> **Set task**
Find the lines containing the word "subscript" and copy every one of them.

> **Records that describe figures**
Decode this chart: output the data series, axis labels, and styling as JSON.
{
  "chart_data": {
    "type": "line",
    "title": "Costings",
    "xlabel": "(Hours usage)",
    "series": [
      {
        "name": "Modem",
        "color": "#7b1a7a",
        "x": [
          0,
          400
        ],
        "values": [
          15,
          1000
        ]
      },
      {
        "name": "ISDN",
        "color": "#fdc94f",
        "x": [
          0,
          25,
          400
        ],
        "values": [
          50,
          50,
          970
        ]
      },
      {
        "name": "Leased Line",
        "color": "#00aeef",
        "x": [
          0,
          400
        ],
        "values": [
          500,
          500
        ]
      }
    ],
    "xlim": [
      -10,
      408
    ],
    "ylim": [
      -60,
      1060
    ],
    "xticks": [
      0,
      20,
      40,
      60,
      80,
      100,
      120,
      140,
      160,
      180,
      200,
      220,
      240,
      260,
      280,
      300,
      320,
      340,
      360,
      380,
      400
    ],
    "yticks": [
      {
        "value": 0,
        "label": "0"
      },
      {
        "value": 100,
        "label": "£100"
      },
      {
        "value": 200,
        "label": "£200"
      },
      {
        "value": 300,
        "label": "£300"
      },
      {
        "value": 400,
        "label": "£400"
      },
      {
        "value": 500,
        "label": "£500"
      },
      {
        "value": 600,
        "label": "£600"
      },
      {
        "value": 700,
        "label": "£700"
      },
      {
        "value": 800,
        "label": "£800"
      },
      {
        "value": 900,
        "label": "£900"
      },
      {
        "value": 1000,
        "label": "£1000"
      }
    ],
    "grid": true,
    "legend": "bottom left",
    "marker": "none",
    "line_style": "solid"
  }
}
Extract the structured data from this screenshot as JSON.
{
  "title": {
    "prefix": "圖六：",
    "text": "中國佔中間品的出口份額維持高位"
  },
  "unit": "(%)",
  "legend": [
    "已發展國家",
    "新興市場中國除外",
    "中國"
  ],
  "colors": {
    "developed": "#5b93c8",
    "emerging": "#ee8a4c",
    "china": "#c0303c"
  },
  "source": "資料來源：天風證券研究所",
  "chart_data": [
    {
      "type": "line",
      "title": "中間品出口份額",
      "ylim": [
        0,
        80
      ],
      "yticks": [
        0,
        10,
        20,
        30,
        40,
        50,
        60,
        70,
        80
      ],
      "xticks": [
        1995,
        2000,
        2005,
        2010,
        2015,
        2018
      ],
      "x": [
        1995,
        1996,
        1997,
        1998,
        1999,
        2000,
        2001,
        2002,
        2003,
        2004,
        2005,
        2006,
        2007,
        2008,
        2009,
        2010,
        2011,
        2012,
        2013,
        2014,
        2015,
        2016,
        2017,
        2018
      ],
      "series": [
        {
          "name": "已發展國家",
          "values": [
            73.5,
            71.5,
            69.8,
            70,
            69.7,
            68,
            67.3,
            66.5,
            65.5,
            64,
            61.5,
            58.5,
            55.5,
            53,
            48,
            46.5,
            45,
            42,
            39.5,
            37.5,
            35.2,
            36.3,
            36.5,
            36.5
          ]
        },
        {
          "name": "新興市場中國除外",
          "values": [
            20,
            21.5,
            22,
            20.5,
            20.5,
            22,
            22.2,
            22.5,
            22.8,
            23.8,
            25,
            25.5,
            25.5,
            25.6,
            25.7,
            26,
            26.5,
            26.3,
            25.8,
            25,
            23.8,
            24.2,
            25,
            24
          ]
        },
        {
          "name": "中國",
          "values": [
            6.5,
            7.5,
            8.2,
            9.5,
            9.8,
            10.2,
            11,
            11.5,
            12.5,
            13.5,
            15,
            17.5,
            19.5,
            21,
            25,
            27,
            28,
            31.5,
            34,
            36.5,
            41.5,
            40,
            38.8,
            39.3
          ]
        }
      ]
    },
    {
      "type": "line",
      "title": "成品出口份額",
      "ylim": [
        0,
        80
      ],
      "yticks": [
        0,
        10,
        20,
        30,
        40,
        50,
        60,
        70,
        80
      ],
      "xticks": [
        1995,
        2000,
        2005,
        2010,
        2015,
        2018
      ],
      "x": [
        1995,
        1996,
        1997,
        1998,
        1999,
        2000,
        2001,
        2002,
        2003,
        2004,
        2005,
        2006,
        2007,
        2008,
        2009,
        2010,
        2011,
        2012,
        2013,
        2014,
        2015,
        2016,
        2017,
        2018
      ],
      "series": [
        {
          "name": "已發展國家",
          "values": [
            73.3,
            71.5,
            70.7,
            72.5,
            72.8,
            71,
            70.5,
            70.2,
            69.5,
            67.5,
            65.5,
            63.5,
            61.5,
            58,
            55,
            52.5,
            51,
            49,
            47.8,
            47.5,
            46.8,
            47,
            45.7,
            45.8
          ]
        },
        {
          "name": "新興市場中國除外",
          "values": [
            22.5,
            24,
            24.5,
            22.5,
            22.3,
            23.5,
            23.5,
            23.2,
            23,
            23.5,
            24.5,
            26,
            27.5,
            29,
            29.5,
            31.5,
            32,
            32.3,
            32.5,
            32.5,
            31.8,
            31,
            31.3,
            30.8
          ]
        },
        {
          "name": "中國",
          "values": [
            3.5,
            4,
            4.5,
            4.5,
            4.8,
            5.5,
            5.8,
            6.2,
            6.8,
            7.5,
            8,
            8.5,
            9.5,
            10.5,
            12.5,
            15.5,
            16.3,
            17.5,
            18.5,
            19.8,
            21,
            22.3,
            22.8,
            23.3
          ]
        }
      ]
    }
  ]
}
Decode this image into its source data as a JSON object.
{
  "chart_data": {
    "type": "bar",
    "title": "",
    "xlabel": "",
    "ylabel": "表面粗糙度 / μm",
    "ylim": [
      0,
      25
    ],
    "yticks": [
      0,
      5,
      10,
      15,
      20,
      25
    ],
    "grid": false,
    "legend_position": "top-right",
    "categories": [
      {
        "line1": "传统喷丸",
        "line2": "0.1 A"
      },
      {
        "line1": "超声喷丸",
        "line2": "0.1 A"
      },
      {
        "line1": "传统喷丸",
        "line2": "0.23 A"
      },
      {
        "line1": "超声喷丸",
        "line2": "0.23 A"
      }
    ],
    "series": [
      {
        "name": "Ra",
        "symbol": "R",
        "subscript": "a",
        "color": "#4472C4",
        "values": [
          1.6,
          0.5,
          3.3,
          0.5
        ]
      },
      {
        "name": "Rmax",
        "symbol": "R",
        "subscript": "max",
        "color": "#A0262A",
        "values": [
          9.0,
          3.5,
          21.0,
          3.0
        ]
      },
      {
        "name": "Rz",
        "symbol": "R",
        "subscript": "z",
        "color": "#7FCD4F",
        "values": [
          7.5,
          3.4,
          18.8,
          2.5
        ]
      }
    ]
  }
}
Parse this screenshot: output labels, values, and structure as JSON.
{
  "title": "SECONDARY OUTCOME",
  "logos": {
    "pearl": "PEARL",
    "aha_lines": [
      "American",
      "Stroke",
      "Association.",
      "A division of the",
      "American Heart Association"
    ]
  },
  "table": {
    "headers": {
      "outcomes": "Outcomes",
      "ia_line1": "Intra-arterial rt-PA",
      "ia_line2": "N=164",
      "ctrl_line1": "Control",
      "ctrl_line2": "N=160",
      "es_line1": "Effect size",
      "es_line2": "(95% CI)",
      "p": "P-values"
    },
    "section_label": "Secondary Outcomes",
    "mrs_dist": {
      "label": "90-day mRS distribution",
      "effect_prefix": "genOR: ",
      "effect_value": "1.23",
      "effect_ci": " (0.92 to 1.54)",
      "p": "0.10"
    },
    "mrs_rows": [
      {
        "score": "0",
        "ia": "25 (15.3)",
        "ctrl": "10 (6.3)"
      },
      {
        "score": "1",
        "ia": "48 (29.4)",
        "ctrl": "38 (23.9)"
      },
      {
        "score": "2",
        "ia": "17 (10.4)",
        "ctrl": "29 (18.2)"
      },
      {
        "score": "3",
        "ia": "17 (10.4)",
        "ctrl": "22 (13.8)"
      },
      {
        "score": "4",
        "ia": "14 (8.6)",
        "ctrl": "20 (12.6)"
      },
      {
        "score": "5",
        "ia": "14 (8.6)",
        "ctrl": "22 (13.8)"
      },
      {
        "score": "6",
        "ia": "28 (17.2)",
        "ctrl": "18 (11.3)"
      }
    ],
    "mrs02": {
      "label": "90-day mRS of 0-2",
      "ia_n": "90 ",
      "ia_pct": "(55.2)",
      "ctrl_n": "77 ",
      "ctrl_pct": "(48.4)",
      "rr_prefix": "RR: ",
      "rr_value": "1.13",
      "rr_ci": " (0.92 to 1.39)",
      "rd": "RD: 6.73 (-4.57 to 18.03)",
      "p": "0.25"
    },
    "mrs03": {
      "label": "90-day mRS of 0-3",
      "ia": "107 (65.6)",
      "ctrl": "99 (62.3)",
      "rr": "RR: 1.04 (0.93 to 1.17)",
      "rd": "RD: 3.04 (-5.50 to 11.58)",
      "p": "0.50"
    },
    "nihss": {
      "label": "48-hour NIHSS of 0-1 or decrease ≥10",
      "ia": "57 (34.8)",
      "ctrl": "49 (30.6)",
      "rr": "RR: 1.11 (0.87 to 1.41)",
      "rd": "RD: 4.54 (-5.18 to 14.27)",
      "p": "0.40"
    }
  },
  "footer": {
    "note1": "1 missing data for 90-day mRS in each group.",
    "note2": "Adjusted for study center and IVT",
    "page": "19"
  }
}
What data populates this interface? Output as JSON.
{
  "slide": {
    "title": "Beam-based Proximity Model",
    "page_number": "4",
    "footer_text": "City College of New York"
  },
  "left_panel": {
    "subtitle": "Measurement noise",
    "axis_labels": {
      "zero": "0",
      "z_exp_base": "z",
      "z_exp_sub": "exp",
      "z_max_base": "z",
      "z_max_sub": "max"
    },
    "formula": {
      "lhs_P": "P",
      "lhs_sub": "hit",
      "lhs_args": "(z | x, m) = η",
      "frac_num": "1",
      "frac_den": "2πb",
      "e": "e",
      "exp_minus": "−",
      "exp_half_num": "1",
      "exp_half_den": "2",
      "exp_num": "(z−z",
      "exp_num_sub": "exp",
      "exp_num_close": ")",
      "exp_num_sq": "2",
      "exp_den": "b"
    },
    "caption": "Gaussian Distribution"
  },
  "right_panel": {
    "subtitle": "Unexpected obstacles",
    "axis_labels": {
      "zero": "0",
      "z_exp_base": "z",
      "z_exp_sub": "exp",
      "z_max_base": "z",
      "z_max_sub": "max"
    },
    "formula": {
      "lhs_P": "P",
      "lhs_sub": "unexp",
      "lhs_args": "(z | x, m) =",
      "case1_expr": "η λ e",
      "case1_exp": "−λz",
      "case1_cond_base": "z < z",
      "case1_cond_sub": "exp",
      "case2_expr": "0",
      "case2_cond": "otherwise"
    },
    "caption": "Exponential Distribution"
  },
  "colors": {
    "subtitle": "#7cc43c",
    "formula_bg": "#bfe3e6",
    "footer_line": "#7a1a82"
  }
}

> **Full response**
        "subscript": "a",
        "subscript": "max",
        "subscript": "z",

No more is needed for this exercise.